=== Your goal ===
Draw out every line with the word "JSON" from the listing below.

=== Stored rows ===
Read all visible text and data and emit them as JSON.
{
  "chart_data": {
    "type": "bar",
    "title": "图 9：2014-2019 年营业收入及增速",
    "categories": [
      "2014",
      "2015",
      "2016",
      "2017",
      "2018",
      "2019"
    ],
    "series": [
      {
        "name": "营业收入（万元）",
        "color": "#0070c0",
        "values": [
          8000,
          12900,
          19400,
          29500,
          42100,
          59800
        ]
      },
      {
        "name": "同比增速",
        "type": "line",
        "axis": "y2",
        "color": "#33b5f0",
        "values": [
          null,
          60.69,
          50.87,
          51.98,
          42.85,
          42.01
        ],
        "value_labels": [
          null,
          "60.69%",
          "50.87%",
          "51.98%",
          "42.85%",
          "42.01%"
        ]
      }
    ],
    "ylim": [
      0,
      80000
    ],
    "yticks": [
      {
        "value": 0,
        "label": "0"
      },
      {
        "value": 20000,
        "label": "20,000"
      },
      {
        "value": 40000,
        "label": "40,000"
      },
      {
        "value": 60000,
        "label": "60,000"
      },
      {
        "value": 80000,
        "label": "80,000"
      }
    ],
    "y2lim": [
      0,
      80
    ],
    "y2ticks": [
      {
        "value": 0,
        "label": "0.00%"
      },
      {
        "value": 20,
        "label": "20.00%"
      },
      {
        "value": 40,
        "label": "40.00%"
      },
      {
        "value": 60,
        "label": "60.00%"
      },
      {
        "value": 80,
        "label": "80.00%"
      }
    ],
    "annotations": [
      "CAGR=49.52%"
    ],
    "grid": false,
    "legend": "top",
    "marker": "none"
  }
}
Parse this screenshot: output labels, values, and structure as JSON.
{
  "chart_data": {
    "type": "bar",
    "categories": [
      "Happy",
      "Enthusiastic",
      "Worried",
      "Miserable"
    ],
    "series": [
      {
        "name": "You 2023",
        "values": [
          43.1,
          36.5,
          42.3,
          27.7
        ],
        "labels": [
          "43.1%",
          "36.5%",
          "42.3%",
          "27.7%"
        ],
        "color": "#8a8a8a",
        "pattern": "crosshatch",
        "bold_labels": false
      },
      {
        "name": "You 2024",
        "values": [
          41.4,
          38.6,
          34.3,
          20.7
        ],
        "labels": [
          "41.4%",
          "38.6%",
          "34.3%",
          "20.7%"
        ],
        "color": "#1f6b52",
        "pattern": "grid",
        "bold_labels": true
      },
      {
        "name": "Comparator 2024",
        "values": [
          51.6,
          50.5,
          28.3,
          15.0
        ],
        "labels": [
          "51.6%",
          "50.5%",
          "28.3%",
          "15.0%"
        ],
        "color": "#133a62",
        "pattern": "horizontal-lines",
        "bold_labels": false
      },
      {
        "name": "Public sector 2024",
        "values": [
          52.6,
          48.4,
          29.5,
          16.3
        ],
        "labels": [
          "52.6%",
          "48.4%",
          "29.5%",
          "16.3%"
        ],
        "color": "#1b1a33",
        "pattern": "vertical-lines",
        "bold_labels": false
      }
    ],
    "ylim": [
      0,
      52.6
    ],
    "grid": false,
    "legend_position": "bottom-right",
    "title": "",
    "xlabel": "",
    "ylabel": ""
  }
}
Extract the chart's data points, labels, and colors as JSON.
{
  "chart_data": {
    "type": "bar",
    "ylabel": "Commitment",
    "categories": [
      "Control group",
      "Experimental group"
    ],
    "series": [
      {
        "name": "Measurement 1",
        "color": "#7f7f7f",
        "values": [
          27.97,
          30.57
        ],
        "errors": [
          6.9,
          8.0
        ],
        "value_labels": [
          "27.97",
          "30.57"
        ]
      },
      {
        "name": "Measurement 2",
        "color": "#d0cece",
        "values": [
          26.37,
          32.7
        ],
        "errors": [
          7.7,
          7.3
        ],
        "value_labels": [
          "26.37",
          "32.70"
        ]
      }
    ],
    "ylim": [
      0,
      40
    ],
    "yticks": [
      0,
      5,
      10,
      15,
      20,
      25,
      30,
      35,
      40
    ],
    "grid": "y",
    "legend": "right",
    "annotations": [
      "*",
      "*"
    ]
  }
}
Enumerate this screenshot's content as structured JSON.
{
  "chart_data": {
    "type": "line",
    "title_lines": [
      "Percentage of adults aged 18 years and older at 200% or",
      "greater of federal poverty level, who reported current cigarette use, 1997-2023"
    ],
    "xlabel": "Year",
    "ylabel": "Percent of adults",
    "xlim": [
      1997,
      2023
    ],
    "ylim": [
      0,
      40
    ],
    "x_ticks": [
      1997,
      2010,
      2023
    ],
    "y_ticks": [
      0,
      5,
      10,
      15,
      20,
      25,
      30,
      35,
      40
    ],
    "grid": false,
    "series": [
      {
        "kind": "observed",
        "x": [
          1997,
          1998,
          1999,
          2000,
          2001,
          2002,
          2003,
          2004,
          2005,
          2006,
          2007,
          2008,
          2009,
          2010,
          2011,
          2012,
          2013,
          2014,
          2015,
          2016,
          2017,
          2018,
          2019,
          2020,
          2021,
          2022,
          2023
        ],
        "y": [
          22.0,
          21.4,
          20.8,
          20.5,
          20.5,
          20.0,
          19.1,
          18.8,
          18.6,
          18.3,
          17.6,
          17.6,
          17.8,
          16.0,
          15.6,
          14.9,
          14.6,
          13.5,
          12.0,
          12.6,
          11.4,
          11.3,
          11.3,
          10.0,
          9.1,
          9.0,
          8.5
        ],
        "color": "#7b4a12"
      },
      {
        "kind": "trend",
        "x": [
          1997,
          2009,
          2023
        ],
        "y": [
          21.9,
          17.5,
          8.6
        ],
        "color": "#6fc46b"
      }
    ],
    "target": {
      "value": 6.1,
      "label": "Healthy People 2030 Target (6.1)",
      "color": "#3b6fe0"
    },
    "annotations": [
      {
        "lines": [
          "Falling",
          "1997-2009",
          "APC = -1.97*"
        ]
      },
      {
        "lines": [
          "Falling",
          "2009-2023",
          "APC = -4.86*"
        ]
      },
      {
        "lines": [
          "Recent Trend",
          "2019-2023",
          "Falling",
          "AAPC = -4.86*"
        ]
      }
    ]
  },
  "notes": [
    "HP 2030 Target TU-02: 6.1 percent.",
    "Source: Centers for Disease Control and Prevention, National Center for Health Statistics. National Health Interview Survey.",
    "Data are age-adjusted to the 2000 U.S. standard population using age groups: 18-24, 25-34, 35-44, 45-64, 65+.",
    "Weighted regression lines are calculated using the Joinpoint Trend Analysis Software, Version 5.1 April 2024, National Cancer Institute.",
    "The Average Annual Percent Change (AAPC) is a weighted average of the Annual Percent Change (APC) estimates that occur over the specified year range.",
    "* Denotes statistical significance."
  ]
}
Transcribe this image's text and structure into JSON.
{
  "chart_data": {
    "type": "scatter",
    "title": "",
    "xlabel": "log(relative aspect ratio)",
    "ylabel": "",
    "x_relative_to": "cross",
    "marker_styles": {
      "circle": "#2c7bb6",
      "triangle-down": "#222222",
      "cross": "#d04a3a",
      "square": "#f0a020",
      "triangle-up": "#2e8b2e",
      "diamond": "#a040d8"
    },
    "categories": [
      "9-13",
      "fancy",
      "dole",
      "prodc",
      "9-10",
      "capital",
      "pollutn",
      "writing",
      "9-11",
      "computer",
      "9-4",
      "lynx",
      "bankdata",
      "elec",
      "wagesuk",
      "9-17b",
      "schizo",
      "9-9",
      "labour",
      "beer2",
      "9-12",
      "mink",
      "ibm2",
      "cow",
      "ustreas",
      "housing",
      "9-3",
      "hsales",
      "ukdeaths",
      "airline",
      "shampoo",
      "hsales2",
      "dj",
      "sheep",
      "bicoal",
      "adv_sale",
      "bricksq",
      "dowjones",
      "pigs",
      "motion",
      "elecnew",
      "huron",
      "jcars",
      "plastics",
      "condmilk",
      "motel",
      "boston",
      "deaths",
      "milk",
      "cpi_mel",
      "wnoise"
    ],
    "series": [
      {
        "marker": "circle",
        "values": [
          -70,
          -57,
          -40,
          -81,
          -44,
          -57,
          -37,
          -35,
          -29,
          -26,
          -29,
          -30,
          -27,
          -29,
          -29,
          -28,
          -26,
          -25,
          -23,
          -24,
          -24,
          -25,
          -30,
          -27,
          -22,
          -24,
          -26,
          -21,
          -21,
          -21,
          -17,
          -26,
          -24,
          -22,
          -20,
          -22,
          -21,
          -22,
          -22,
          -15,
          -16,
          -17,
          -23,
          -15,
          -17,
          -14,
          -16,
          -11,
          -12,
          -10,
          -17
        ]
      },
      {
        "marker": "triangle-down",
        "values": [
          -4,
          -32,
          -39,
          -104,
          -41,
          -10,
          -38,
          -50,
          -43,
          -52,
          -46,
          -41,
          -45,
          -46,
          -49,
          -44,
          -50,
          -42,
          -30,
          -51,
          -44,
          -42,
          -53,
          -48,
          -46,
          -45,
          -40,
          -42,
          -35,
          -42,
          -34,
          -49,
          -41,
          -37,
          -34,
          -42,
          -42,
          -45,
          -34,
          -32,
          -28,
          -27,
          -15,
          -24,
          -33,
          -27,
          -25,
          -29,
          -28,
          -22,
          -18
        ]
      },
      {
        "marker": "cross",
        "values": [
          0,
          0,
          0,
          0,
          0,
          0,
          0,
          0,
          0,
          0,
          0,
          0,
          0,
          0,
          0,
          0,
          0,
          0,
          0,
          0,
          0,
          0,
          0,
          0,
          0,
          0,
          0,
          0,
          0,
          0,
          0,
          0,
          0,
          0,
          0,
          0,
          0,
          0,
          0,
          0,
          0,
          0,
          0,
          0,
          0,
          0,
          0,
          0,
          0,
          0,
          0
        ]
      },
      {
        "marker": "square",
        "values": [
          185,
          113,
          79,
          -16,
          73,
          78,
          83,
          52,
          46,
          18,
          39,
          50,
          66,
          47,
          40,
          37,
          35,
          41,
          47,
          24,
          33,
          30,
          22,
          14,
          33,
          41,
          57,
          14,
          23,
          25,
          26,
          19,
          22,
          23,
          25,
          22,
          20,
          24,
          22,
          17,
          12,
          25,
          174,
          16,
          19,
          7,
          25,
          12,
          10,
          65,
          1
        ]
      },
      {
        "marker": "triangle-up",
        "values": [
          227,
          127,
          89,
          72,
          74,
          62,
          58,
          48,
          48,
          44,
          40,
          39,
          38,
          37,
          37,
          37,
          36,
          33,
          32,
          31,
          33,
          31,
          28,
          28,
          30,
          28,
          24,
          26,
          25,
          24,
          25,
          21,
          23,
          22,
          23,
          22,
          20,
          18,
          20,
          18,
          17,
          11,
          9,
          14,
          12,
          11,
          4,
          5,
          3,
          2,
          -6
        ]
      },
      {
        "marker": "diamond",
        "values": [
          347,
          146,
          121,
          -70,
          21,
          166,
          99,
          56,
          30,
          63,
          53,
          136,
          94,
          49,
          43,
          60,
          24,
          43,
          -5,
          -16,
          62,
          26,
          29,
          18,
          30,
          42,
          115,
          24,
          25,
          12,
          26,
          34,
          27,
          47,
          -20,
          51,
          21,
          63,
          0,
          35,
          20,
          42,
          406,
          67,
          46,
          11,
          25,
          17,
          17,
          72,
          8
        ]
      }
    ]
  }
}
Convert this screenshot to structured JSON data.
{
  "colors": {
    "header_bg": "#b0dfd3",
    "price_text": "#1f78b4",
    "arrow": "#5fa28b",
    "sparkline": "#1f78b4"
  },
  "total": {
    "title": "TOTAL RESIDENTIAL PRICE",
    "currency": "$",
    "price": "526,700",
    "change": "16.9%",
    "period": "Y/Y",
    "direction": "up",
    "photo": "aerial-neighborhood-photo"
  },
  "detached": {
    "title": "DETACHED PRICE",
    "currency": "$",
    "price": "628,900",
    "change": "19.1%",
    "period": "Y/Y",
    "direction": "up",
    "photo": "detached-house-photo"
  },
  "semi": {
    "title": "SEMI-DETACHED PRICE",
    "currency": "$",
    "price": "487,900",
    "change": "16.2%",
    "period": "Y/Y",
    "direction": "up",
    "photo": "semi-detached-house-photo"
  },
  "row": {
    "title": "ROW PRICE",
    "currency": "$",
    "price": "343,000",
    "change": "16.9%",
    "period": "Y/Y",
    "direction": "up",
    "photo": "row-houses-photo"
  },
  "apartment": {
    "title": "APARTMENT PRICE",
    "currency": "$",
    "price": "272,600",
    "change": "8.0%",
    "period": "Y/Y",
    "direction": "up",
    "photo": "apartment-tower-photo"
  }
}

=== Exercise answer ===
Read all visible text and data and emit them as JSON.
Parse this screenshot: output labels, values, and structure as JSON.
Extract the chart's data points, labels, and colors as JSON.
Enumerate this screenshot's content as structured JSON.
Transcribe this image's text and structure into JSON.
Convert this screenshot to structured JSON data.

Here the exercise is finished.